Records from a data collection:
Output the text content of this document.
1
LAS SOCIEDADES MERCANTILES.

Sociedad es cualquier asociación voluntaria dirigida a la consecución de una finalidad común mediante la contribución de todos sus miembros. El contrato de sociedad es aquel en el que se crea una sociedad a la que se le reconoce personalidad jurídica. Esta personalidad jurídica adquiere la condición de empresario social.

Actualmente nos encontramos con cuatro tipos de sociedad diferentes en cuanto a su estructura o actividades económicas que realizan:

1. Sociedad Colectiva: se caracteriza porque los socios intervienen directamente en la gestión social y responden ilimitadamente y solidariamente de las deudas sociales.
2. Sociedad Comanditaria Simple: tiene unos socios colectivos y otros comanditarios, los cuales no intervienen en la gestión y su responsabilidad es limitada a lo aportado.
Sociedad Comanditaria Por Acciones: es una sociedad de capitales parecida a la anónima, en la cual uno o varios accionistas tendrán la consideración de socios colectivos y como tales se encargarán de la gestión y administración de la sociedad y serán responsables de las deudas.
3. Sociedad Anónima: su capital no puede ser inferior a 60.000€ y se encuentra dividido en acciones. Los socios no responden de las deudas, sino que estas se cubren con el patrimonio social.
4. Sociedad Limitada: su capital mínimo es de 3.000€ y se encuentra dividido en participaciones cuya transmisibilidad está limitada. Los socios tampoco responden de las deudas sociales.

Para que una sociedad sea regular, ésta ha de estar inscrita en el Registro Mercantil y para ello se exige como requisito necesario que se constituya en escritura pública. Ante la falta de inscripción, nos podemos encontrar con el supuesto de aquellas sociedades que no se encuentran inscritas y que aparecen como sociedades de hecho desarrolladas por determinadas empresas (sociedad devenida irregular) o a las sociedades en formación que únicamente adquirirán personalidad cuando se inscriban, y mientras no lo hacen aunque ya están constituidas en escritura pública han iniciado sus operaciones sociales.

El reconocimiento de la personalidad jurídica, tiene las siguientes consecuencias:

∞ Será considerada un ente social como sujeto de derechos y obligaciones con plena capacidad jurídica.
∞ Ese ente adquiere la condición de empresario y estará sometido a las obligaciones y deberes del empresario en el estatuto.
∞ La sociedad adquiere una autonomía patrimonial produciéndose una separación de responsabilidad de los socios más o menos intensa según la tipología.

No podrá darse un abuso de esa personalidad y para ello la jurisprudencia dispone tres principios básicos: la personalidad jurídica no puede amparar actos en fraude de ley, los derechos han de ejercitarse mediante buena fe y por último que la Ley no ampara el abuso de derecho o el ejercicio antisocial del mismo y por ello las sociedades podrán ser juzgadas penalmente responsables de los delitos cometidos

* [Task goal]:
Looking at the listing above, how many of its lines contain the string "intervienen"? Give the number alone.

* [Written answer]:
2